Start of DATA RECORDS

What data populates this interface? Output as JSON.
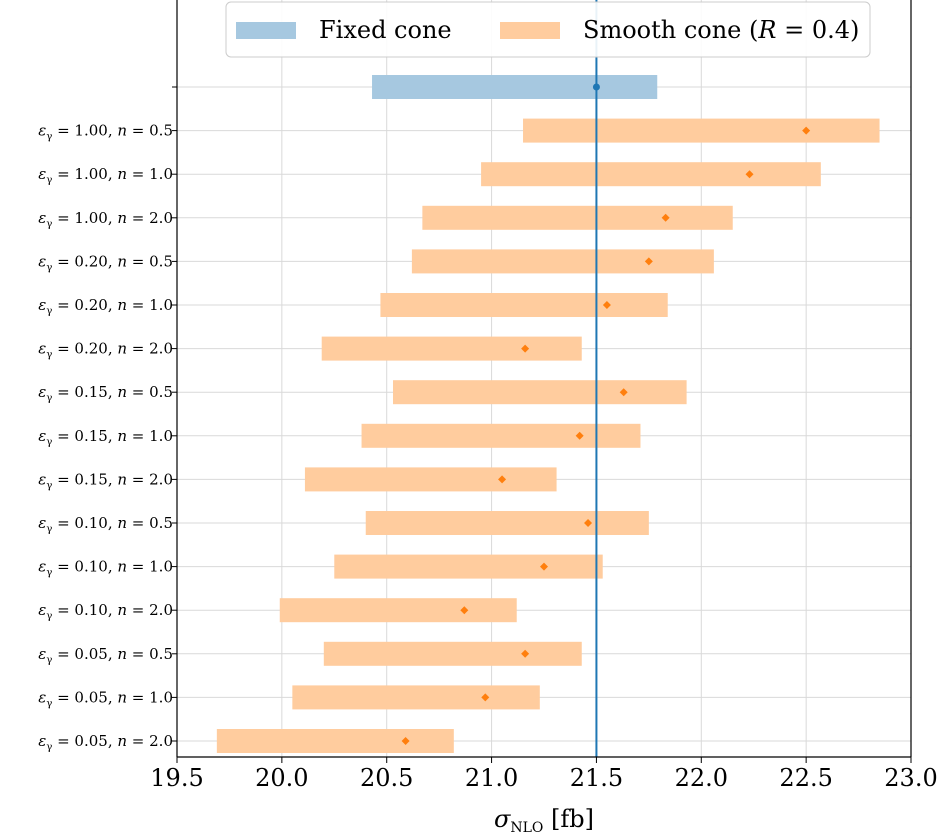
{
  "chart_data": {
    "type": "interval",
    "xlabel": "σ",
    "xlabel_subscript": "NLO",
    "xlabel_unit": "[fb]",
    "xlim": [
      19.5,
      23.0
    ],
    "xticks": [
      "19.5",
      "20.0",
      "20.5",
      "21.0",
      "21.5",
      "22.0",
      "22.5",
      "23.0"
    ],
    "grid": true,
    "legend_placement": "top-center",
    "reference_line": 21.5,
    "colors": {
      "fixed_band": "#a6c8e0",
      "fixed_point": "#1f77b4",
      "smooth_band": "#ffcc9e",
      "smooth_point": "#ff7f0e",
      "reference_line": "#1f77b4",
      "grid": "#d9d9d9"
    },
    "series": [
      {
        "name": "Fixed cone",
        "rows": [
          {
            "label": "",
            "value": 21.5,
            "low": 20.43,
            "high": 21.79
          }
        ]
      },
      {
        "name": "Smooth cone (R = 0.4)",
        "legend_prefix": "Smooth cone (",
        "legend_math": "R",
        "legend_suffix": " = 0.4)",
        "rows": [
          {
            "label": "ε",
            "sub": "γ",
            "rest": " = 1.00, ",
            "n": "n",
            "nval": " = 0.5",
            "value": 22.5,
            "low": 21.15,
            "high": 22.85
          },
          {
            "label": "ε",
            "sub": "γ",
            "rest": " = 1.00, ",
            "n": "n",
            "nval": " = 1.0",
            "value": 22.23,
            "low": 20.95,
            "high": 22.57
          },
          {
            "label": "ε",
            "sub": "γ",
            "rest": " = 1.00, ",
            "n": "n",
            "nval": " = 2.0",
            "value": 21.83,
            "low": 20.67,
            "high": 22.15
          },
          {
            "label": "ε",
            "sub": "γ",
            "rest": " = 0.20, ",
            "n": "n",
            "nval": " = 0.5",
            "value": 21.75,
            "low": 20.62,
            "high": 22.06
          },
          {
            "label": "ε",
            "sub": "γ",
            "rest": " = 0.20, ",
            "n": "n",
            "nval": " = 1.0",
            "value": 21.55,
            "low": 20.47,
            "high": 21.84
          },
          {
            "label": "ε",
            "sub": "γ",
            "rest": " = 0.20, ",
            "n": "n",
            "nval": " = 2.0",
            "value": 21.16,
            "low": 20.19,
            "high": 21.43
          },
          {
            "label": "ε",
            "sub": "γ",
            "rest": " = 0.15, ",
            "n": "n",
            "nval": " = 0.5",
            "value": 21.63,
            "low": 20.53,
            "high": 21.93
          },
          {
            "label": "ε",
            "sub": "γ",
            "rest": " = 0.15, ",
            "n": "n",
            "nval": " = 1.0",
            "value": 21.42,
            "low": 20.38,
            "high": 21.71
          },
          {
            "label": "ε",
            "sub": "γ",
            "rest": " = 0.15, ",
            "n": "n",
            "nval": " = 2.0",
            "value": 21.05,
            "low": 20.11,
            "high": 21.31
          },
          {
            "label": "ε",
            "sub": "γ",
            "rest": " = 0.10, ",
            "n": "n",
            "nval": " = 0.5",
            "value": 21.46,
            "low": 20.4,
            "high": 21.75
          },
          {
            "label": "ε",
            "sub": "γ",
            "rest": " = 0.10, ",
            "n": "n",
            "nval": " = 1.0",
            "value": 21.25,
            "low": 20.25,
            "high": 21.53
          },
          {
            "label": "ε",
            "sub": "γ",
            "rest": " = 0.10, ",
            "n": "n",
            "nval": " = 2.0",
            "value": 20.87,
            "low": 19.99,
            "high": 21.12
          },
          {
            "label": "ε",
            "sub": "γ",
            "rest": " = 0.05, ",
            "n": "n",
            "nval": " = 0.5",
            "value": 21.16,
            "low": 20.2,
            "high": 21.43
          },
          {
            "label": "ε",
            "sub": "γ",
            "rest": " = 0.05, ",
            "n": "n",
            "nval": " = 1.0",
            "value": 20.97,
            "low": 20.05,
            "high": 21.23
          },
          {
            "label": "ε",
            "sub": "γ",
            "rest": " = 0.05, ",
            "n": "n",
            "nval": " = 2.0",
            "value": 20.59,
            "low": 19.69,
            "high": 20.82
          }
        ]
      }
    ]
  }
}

End of DATA RECORDS
Start of DATA RECORDS

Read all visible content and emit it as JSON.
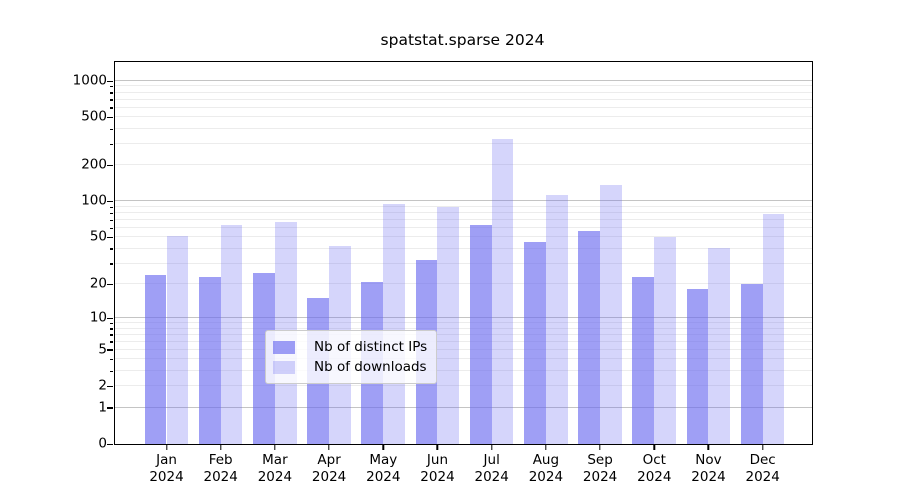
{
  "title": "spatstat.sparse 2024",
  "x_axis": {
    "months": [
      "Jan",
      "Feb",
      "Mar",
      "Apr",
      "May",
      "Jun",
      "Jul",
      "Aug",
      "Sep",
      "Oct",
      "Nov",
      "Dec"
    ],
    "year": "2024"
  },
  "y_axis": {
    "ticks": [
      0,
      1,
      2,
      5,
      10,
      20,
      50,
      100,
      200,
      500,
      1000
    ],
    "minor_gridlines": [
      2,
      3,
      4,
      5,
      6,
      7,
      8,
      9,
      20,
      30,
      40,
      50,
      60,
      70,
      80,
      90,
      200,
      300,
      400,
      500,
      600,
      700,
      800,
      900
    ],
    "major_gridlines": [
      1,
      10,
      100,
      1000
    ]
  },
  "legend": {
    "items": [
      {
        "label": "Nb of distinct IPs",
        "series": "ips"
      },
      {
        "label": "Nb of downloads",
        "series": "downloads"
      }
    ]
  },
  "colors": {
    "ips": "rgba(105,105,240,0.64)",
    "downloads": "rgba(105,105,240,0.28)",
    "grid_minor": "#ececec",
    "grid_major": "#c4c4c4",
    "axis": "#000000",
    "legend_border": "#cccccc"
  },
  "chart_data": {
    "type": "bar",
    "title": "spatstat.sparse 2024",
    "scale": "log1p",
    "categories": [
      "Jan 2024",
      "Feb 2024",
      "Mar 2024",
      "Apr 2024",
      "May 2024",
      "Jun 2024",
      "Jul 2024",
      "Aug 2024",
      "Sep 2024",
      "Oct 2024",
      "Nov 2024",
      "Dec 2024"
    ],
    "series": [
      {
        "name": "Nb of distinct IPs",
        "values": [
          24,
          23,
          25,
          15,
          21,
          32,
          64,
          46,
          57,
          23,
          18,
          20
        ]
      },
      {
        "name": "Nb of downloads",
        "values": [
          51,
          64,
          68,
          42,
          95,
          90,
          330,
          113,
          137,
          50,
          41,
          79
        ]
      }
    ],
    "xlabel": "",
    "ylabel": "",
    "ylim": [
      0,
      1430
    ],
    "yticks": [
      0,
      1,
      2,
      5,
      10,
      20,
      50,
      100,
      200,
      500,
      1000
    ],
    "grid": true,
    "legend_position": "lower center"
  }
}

End of DATA RECORDS

--- WHAT TO DO ---
Find every line with the word "name" and state how many there are, with no other words.

--- SOLVED EXERCISE ---
4